-- Begin Records for processing --
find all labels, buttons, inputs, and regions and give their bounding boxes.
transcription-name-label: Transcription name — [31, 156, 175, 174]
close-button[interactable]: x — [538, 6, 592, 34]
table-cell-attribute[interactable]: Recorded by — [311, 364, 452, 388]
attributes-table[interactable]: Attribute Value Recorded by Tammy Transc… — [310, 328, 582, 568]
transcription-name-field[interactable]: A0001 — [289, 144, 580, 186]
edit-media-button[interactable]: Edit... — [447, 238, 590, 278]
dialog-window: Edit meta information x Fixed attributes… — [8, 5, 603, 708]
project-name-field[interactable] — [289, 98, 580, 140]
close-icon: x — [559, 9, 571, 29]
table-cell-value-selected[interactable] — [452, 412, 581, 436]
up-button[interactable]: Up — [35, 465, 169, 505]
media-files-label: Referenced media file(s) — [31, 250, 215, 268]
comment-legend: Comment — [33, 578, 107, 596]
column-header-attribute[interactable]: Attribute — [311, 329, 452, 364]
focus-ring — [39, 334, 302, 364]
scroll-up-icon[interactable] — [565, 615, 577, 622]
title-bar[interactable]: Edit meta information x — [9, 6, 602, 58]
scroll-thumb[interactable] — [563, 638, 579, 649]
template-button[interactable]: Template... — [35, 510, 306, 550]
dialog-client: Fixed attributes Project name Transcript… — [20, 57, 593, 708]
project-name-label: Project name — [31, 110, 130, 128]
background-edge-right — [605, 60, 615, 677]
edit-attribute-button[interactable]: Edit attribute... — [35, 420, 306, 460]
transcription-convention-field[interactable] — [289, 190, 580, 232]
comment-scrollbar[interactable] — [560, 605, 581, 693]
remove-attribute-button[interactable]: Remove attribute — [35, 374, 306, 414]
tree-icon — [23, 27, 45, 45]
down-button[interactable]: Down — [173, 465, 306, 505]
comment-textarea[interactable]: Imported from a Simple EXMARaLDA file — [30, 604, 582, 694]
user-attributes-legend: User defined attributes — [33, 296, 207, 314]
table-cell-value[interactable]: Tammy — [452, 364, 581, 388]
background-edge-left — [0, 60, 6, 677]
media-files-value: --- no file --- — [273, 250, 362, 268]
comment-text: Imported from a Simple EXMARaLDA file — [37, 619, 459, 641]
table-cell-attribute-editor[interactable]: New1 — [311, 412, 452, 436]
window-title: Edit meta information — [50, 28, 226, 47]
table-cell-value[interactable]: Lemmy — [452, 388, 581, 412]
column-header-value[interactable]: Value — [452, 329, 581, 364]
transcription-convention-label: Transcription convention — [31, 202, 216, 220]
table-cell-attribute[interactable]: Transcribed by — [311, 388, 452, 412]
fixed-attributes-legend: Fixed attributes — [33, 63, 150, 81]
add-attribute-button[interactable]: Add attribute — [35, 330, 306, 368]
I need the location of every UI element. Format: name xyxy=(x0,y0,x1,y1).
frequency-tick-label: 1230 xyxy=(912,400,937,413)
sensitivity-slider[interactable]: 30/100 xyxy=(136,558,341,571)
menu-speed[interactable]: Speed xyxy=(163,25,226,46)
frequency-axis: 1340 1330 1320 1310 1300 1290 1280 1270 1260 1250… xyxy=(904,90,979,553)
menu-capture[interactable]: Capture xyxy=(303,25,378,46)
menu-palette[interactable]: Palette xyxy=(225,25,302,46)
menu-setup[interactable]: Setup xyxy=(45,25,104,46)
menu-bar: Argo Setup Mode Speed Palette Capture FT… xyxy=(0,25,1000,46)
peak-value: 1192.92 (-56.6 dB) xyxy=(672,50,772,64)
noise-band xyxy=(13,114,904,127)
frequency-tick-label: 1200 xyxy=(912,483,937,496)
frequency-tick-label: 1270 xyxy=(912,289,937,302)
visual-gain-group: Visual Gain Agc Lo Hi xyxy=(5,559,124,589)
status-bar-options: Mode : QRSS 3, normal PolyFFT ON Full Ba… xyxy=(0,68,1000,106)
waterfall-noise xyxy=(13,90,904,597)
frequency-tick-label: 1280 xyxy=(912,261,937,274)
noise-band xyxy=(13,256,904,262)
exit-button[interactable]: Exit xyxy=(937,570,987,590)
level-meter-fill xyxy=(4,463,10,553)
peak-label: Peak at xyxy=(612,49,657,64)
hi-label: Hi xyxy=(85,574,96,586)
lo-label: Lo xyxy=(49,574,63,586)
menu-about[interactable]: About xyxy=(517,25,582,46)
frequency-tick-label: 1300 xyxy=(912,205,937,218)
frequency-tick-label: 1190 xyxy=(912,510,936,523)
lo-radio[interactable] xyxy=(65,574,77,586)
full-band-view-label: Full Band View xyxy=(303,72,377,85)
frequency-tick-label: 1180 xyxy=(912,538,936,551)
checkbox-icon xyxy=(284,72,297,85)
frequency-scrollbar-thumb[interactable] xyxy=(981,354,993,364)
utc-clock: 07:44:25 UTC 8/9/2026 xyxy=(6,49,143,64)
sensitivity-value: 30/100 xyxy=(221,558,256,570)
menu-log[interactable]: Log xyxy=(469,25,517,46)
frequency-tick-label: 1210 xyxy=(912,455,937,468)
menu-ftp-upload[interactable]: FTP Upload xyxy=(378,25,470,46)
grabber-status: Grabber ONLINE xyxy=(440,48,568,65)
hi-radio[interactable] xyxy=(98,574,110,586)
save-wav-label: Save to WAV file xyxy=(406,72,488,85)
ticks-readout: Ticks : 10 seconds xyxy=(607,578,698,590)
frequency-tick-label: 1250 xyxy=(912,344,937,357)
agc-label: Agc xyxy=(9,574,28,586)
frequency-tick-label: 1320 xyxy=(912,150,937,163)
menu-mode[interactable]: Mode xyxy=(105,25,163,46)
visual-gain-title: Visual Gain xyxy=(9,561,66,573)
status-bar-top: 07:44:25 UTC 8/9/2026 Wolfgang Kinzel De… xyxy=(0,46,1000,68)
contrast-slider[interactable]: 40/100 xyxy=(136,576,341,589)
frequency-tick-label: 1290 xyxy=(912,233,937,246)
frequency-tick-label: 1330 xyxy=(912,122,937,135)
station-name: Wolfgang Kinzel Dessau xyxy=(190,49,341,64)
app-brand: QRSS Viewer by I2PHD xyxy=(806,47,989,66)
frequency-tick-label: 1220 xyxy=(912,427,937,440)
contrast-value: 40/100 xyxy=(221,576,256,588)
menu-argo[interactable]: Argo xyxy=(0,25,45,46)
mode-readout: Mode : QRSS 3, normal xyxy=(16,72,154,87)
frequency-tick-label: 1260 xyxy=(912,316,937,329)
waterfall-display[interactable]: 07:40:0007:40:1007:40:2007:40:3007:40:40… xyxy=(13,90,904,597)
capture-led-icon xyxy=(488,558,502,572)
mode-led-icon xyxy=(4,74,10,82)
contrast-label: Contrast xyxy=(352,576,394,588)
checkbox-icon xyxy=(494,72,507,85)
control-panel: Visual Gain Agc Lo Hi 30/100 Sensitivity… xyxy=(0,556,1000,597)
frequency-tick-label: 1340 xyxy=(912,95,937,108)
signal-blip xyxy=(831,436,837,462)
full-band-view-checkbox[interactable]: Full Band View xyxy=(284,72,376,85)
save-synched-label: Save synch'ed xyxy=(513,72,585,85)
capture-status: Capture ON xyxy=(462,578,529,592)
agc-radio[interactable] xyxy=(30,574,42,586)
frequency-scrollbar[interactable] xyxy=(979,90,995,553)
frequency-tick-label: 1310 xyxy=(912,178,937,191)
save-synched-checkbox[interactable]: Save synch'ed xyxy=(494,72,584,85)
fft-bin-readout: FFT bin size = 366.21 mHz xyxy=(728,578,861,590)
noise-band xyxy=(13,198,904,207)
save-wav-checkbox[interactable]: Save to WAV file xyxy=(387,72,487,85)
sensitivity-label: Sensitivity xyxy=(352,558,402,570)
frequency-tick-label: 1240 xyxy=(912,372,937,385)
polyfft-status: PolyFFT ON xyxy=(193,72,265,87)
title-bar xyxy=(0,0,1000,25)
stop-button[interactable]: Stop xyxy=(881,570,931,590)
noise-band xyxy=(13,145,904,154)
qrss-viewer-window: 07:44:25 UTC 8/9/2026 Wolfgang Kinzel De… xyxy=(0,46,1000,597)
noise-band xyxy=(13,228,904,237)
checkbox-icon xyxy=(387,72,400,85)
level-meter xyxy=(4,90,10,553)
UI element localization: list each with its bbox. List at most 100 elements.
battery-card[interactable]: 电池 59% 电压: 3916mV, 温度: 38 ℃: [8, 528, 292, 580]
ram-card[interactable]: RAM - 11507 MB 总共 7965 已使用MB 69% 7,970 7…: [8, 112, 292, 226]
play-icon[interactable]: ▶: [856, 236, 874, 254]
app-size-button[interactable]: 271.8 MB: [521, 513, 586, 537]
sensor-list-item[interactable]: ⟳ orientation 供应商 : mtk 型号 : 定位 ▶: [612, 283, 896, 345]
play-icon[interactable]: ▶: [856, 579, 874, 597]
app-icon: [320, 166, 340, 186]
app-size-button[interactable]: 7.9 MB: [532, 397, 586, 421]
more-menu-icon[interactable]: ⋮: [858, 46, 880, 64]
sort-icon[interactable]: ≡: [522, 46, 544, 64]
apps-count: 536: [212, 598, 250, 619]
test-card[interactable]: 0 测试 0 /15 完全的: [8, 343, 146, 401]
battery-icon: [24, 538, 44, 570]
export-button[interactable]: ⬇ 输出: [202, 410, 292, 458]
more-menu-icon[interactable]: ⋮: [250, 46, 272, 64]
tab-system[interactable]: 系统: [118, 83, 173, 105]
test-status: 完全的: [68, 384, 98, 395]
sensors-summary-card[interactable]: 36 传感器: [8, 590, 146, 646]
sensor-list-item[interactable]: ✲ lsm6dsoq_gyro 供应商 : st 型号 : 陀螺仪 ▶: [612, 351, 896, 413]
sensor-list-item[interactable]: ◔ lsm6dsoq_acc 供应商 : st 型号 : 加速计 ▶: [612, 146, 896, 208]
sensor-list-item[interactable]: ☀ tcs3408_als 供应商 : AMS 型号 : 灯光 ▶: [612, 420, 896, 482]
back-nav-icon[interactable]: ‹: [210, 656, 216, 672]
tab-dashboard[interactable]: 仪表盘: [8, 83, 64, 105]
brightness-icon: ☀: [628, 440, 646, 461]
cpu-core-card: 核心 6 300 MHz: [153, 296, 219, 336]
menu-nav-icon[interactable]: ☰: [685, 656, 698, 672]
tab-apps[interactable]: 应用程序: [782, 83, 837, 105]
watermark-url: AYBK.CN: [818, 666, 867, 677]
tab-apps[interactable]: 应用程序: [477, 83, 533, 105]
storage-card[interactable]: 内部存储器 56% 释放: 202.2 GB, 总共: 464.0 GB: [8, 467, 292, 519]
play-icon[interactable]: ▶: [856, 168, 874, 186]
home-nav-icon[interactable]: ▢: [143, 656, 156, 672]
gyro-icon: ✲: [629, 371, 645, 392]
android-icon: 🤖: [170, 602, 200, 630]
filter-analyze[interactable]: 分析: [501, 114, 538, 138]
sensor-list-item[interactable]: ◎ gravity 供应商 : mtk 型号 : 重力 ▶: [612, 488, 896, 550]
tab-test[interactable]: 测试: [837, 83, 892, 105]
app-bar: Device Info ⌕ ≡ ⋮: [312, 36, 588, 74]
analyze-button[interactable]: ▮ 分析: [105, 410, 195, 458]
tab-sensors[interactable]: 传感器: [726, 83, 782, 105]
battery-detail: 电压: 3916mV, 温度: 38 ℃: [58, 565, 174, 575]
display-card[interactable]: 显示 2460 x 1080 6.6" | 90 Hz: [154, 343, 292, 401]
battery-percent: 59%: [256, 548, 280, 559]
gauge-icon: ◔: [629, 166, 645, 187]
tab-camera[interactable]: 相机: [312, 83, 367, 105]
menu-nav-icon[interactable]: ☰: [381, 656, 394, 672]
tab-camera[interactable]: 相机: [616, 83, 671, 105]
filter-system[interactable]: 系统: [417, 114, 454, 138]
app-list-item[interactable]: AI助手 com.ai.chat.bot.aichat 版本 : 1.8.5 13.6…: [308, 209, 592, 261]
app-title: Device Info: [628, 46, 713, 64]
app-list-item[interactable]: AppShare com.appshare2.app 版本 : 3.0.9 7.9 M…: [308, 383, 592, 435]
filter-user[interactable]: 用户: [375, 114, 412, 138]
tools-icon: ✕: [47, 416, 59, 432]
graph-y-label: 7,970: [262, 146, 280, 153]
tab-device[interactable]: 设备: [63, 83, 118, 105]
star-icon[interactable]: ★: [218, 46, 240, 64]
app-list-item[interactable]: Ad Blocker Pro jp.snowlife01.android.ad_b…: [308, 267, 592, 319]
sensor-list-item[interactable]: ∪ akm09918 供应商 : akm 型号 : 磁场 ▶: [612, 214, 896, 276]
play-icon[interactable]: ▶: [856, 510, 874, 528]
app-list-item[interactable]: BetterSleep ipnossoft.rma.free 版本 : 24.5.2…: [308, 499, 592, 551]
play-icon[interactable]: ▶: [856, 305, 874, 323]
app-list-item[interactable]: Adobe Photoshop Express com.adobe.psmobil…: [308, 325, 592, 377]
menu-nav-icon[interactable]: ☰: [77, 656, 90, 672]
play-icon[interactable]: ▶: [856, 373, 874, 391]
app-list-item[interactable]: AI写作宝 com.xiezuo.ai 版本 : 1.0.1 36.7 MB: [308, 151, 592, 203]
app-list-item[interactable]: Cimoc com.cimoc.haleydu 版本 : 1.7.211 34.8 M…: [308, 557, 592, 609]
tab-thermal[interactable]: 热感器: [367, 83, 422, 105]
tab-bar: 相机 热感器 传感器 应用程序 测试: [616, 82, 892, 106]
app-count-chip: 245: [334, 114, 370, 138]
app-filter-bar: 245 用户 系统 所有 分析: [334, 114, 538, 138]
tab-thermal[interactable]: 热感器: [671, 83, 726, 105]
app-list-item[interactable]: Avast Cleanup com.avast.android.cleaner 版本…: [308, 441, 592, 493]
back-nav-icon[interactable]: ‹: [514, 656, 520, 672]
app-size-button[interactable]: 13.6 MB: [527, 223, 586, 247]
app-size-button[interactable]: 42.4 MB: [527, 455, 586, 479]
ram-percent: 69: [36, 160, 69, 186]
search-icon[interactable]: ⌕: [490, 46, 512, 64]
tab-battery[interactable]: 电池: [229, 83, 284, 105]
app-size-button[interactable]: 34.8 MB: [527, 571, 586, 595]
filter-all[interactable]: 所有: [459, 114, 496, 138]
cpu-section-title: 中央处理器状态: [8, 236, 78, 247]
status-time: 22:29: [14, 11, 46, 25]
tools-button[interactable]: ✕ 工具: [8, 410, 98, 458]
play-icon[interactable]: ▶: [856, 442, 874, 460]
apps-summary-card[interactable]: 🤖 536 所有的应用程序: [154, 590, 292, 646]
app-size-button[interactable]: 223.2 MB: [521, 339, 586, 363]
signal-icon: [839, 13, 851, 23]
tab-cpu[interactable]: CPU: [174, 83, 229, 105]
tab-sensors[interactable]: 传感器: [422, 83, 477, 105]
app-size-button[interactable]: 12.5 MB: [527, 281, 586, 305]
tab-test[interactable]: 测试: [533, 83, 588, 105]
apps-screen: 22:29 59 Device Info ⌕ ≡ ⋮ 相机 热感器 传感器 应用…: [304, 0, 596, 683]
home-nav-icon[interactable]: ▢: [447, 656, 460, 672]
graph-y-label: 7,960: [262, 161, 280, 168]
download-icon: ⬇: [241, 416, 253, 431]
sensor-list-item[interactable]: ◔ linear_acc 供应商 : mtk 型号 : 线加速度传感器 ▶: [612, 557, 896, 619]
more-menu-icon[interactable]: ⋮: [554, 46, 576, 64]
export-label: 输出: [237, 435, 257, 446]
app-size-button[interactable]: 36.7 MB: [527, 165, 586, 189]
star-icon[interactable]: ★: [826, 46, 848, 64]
-- End Records for processing --
What to do ::
Rewrite the items from the start through the line that contains "table-cell-attribute[interactable]: Recorded by", inclusive, putting "dismiss-button" in place of "close-button" and leaving everything else unchanged.

The answer ::
find all labels, buttons, inputs, and regions and give their bounding boxes.
transcription-name-label: Transcription name — [31, 156, 175, 174]
dismiss-button[interactable]: x — [538, 6, 592, 34]
table-cell-attribute[interactable]: Recorded by — [311, 364, 452, 388]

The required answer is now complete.